# TASK MATERIAL
■ ■ ■ ■ ■ ■ ■
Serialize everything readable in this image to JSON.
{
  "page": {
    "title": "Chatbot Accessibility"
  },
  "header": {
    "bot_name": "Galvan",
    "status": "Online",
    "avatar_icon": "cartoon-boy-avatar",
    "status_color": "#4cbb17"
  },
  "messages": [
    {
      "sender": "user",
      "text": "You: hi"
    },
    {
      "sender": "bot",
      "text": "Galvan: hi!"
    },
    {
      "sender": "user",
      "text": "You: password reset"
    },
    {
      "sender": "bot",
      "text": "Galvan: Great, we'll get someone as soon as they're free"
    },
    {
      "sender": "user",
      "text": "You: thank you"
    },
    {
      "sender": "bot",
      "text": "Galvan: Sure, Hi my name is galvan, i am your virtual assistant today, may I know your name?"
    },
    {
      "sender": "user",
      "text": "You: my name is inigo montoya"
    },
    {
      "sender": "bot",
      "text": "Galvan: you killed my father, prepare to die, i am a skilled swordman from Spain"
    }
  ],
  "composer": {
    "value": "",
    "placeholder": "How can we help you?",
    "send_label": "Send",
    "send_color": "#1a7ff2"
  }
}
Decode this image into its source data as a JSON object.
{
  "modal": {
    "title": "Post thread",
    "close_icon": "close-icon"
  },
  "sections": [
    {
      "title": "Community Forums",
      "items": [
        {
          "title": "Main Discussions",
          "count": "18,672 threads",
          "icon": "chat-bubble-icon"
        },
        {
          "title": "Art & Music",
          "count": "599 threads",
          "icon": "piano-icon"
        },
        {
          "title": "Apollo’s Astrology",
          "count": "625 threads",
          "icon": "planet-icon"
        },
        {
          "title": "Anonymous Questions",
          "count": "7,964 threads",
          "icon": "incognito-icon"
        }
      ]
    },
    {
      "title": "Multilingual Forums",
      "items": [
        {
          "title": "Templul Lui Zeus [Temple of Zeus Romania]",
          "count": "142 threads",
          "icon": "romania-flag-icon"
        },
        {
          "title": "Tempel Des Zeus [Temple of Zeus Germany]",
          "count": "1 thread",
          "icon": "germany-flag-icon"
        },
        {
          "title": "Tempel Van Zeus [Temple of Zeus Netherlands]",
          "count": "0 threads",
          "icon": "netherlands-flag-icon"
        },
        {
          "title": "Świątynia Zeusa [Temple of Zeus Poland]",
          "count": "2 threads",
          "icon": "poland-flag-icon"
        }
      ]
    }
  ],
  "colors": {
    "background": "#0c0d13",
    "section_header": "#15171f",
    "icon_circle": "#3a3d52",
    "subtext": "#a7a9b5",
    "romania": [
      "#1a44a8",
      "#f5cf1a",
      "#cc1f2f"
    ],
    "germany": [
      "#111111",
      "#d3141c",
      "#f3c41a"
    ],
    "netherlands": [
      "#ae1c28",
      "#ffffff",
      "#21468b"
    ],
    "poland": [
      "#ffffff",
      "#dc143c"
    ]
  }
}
■ ■ ■ ■ ■ ■ ■
# TO BE DONE
How many lines of the data hold the string "count"? Reply with the number alone.

# THE ANSWER
8